Find the lines holding "minmax" and copy them.

(Stored data)
=-=-=-=-=

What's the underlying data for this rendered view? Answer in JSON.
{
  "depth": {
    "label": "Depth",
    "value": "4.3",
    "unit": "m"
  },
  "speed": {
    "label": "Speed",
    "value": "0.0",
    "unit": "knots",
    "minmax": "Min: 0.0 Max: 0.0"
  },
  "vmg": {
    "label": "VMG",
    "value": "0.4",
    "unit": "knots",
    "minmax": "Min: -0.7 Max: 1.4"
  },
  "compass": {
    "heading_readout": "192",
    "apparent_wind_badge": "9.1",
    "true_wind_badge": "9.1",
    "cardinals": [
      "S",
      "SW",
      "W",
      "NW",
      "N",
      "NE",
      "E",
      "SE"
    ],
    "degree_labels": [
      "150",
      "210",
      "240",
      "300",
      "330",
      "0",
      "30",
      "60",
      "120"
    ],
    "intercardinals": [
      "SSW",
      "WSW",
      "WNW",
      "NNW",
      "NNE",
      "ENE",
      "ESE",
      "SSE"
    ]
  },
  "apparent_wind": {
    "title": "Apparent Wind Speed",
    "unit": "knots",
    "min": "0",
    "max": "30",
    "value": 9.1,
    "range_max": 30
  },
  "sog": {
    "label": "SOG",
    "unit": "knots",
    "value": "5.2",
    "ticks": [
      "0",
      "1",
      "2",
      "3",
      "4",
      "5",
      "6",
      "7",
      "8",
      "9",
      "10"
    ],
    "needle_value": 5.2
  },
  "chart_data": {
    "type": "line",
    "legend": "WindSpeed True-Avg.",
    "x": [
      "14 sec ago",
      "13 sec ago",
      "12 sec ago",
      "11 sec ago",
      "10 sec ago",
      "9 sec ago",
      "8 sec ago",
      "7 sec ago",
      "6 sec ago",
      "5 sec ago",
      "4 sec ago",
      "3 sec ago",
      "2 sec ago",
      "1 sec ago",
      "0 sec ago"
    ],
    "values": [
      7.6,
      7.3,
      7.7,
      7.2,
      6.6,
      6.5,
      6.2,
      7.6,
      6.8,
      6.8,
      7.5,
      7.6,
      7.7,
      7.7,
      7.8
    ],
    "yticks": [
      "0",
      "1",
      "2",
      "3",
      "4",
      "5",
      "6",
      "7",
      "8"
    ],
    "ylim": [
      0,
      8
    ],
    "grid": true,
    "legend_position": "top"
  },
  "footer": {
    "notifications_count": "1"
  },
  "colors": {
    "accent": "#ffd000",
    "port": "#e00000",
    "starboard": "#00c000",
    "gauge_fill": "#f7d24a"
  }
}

=-=-=-=-=

Response to the task
    "minmax": "Min: 0.0 Max: 0.0"
    "minmax": "Min: -0.7 Max: 1.4"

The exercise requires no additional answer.